- _STATED EXERCISE_
How many lines in the records below hold the string "which"? Answer with the number alone.

- _LISTING_
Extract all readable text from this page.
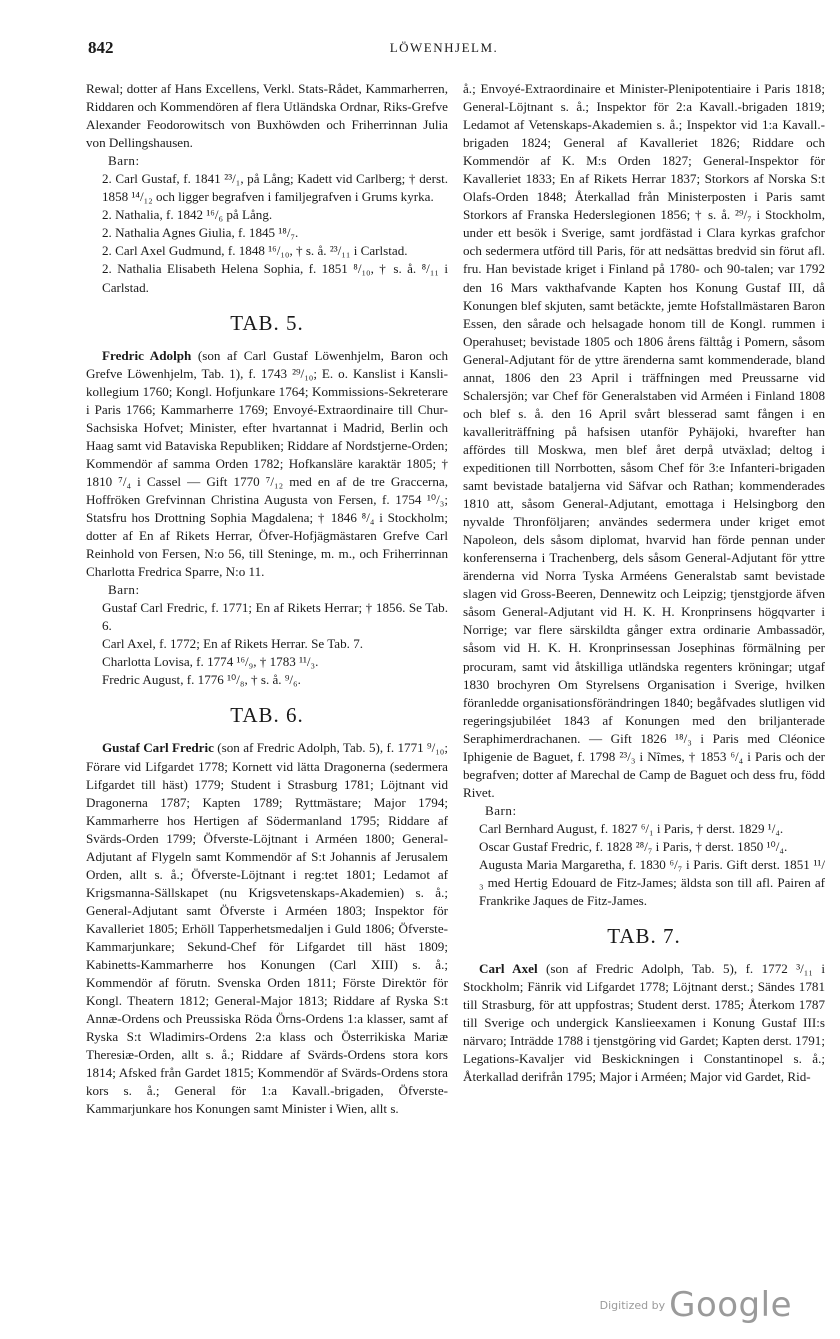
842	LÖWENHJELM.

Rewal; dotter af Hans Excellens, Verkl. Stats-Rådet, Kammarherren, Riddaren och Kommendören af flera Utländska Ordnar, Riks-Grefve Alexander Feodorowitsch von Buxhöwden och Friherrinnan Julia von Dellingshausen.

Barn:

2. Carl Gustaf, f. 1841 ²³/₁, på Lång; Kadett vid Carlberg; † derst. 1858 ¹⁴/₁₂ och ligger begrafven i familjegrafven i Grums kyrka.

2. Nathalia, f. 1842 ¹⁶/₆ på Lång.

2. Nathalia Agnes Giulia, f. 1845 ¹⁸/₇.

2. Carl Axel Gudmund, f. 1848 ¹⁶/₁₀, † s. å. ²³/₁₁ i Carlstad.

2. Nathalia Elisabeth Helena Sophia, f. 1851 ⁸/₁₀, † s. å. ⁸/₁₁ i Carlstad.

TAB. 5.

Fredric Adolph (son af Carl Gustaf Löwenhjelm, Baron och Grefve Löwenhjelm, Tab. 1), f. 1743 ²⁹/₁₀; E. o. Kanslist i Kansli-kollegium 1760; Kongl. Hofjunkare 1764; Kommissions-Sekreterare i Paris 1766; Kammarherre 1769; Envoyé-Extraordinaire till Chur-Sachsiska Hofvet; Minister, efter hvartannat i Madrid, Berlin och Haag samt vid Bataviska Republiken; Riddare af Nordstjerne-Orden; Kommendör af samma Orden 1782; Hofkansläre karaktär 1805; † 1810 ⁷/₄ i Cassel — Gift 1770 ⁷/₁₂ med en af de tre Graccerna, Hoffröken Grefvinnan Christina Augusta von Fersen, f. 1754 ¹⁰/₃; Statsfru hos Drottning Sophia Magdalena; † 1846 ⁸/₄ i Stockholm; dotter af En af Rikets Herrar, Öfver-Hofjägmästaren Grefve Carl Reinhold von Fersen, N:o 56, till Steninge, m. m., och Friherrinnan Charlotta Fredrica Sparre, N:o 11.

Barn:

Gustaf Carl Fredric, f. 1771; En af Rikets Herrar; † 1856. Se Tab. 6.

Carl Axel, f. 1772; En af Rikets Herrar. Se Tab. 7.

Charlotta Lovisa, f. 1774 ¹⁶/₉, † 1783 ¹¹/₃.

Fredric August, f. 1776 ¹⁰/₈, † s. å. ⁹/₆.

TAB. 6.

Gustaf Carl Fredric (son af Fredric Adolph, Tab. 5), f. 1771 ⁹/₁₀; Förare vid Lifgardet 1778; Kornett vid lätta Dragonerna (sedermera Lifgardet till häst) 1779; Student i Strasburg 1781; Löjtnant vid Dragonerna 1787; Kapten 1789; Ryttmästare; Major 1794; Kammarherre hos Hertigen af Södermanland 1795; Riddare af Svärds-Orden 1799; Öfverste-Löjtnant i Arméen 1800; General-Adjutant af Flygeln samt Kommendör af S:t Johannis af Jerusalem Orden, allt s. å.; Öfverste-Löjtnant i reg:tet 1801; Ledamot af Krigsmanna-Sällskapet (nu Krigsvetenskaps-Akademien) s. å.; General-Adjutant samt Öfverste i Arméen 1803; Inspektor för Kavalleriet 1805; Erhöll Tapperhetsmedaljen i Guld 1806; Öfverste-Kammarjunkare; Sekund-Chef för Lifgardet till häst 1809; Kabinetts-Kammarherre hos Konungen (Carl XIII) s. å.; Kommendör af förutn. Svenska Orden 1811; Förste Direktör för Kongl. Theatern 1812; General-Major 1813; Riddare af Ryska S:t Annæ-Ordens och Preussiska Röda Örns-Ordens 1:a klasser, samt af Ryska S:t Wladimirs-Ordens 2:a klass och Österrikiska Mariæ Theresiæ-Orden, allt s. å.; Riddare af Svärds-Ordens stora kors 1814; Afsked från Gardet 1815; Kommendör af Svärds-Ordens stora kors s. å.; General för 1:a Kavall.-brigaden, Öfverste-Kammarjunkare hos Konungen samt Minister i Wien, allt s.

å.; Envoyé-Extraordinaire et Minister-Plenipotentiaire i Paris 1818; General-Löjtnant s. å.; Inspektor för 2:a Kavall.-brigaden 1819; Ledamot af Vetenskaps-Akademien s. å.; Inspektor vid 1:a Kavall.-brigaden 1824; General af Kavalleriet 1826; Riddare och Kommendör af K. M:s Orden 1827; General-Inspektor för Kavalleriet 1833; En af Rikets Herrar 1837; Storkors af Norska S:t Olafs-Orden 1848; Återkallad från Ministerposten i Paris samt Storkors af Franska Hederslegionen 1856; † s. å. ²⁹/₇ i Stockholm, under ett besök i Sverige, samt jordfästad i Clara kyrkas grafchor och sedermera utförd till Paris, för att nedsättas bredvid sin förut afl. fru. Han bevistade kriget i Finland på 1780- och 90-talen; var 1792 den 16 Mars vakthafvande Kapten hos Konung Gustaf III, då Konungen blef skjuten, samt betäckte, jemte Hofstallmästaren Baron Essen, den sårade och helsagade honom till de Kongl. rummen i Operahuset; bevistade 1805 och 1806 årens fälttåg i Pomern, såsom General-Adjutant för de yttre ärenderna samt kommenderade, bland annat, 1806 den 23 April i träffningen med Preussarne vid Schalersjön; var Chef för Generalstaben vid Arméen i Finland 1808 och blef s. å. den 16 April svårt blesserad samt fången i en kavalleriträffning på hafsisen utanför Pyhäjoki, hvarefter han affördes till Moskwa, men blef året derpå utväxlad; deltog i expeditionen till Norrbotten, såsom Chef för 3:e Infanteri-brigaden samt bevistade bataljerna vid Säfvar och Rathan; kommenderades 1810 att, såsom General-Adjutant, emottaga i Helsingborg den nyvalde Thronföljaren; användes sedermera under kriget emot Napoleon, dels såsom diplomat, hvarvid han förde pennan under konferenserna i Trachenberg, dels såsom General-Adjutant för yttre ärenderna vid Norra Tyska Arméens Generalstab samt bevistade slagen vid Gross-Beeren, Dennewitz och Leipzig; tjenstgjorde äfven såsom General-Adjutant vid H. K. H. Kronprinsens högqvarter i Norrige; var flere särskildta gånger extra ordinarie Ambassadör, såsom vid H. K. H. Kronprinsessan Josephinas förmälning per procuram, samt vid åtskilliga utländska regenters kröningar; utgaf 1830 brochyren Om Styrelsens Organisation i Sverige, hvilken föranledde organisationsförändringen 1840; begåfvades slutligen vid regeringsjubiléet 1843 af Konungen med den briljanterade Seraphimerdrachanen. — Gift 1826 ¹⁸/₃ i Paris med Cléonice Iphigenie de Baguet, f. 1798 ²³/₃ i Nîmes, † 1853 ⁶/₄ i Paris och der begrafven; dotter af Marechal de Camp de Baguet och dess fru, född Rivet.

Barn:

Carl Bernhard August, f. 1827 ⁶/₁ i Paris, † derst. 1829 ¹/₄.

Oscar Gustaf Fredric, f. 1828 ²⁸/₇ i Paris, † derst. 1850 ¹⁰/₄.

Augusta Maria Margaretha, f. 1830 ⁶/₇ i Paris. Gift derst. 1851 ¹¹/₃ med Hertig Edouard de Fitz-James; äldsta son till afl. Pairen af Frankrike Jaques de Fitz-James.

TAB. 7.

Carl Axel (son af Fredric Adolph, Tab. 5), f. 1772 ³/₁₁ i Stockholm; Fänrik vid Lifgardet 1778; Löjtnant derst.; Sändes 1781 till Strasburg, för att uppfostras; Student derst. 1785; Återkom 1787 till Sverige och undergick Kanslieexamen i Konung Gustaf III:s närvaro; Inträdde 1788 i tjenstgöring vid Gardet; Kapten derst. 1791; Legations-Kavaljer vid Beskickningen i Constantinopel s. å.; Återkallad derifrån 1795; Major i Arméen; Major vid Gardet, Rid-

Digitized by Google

---

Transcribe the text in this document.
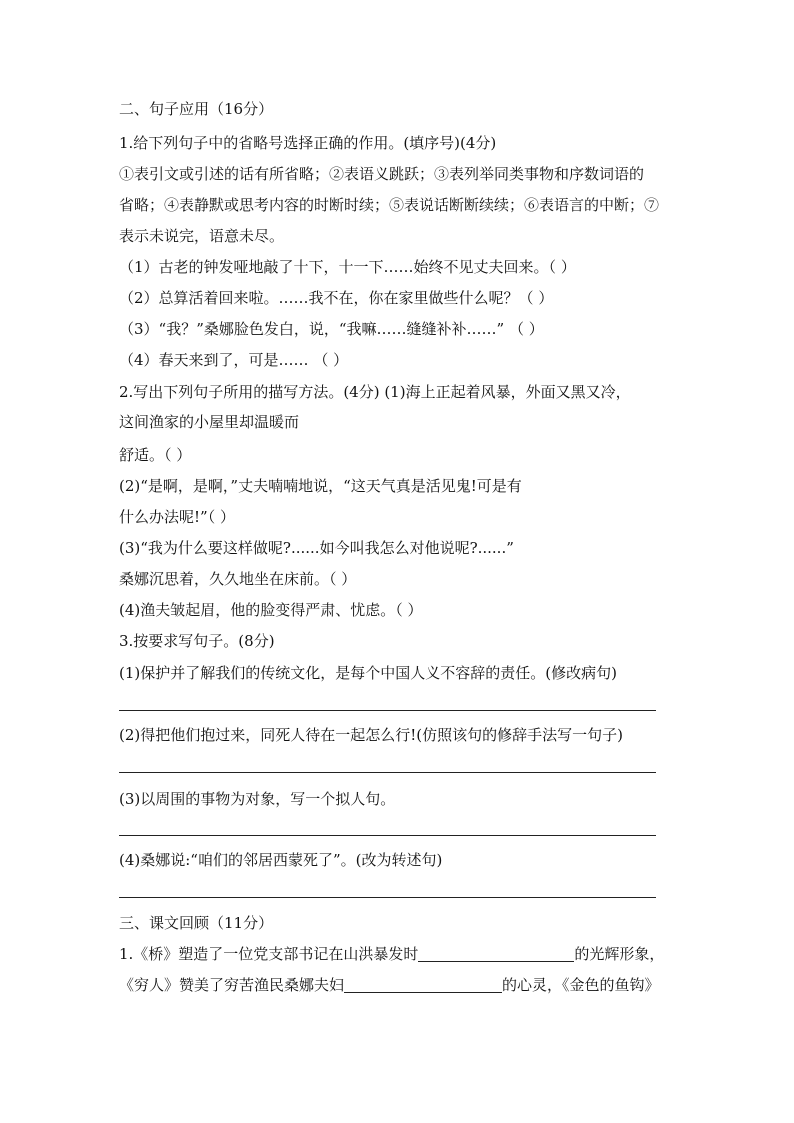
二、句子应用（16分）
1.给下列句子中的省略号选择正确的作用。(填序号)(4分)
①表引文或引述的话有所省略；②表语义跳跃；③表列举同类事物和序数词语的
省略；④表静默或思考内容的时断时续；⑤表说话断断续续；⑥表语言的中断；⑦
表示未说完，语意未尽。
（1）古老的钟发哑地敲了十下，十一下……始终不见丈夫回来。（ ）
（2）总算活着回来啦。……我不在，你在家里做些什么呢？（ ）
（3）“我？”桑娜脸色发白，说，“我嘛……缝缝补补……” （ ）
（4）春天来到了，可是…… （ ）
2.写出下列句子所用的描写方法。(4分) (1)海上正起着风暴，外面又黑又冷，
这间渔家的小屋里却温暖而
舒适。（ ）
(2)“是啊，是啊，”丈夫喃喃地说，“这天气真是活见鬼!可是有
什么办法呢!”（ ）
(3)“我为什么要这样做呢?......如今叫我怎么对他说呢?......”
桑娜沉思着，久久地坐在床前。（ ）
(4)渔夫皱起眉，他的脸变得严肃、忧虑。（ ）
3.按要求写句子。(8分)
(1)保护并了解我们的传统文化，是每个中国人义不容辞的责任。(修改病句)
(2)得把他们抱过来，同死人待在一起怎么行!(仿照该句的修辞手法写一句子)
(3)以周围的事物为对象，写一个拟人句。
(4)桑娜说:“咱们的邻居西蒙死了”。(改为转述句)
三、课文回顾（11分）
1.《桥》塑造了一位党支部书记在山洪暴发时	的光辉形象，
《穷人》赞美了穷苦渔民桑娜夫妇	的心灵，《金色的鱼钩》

--

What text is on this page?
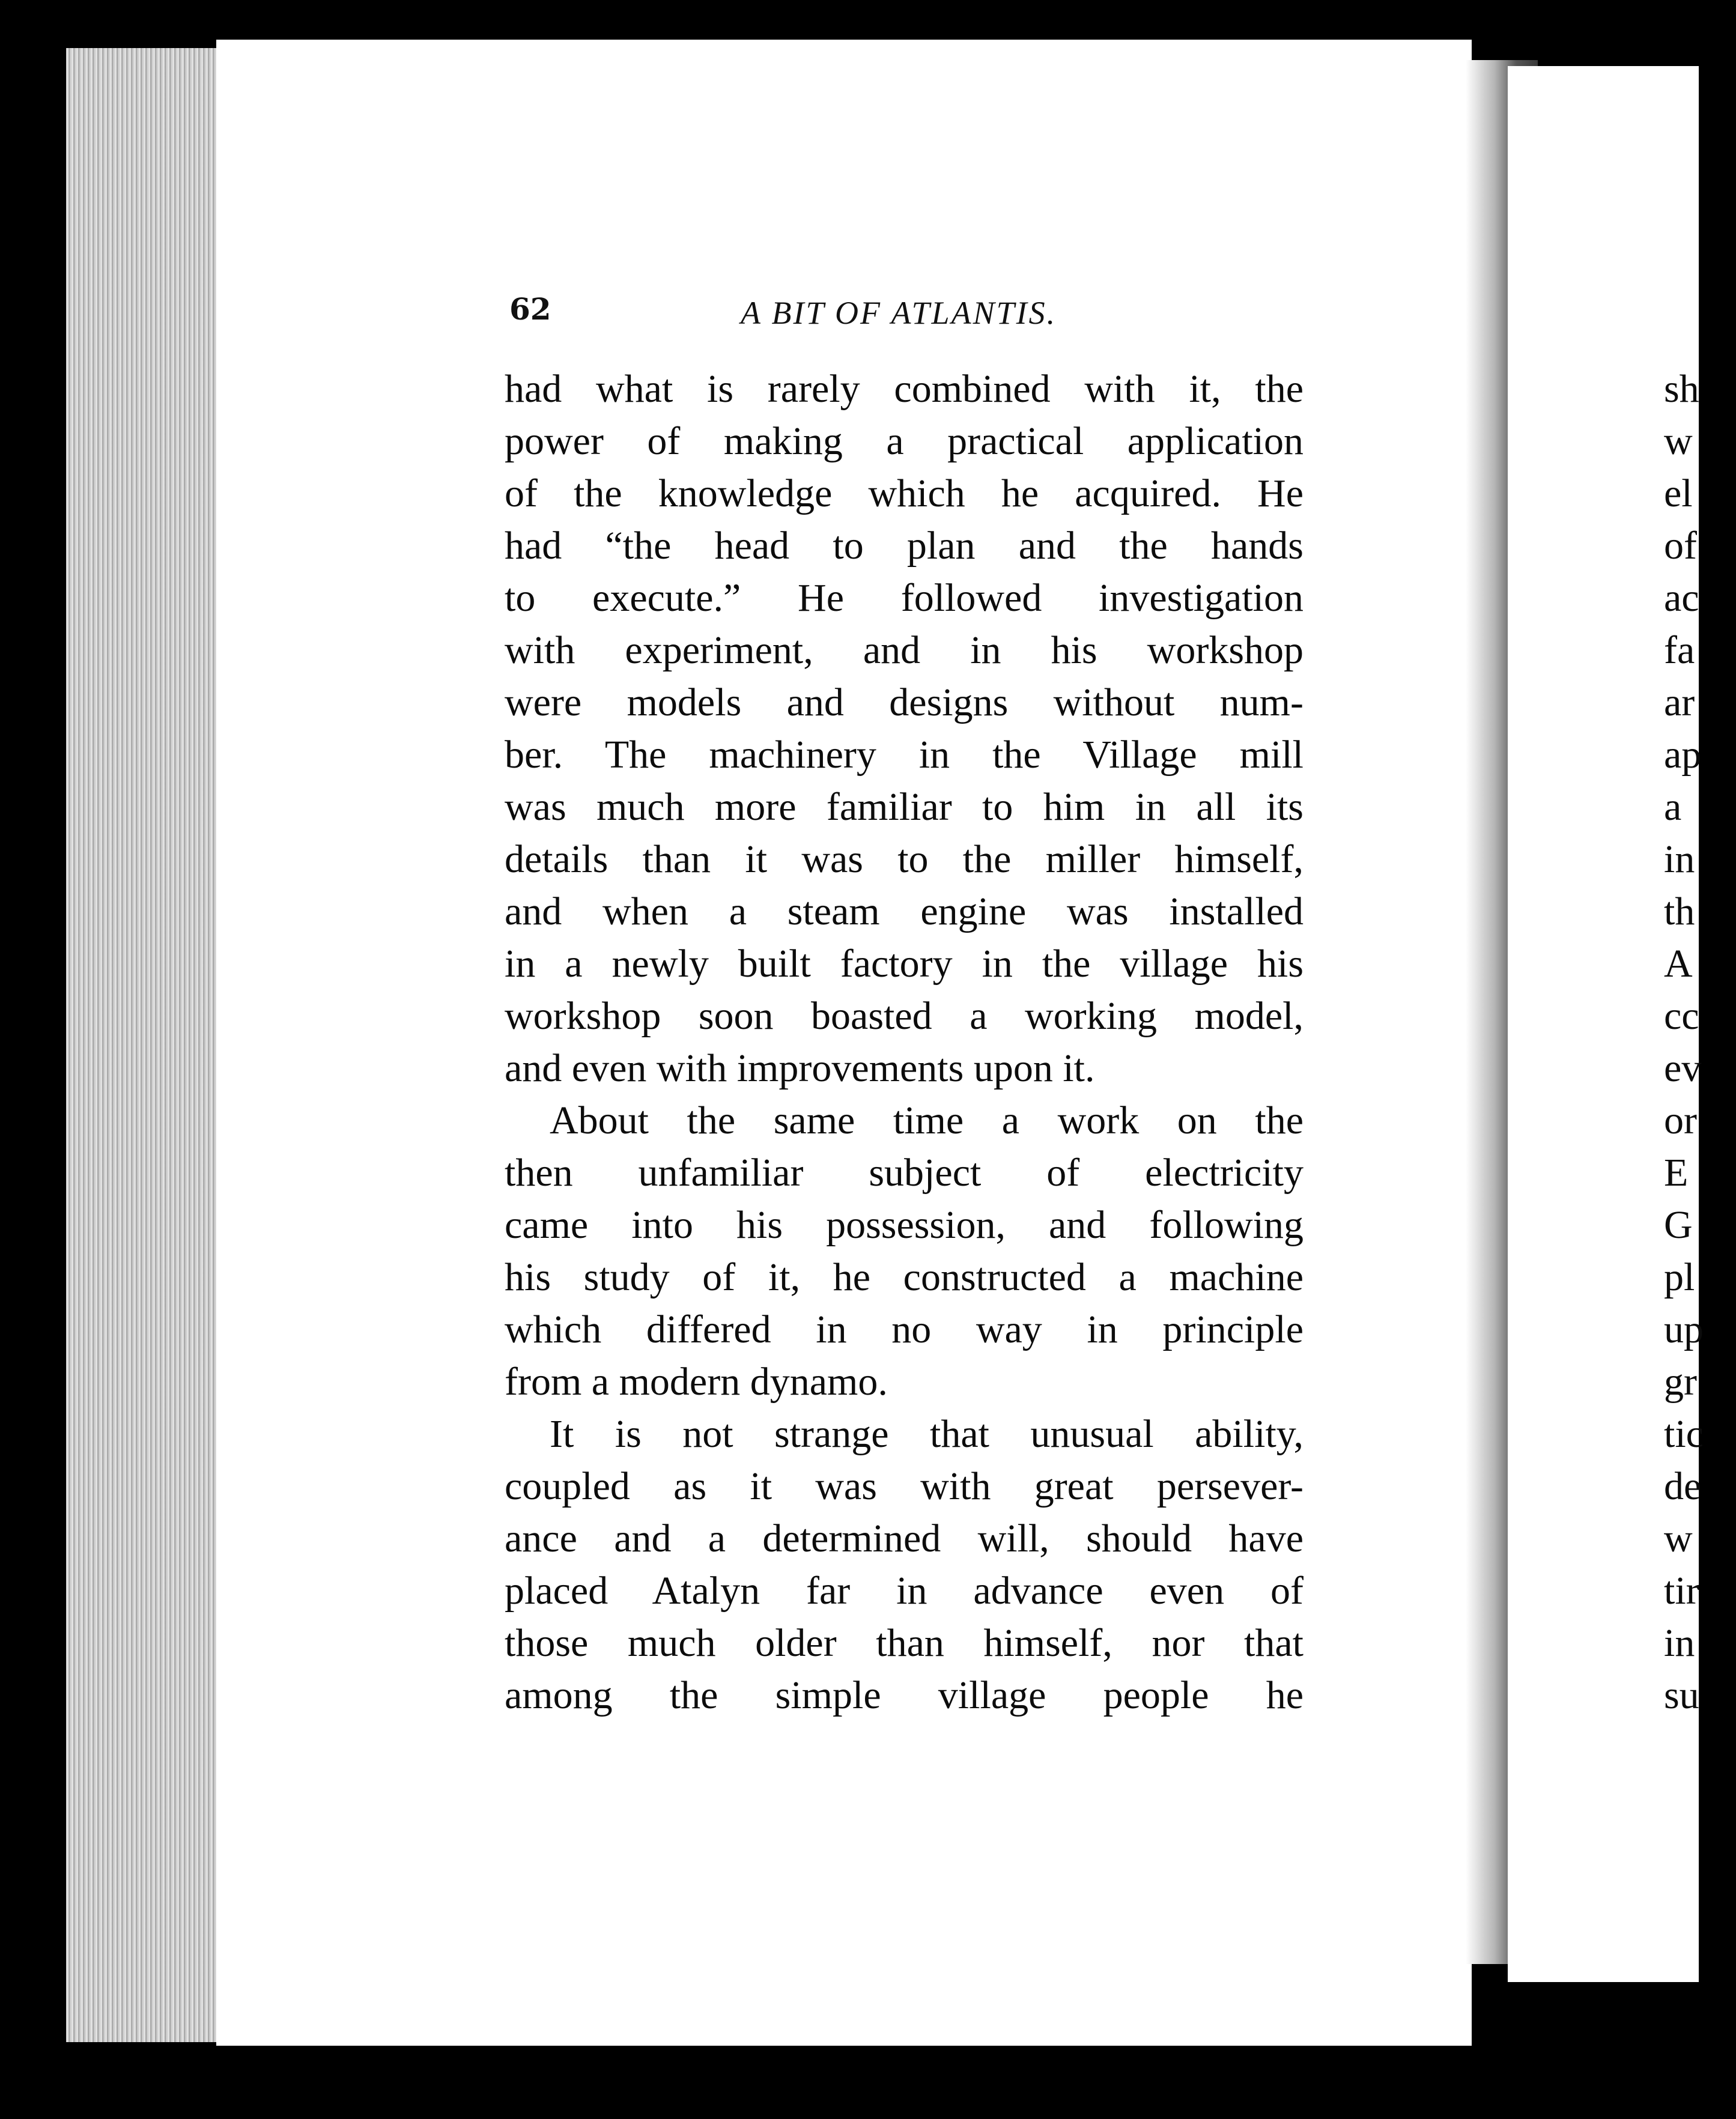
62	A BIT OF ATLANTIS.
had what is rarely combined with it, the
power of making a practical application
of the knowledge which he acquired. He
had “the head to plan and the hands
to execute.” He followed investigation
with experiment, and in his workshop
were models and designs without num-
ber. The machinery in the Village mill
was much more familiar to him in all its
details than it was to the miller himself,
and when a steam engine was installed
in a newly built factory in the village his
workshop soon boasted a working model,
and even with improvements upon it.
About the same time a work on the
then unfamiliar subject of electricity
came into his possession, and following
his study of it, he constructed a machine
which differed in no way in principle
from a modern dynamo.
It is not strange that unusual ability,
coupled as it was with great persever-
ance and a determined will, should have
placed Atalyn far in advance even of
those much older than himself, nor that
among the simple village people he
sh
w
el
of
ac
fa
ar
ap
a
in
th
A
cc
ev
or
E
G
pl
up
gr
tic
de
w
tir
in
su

- _SOLUTION BELOW_
2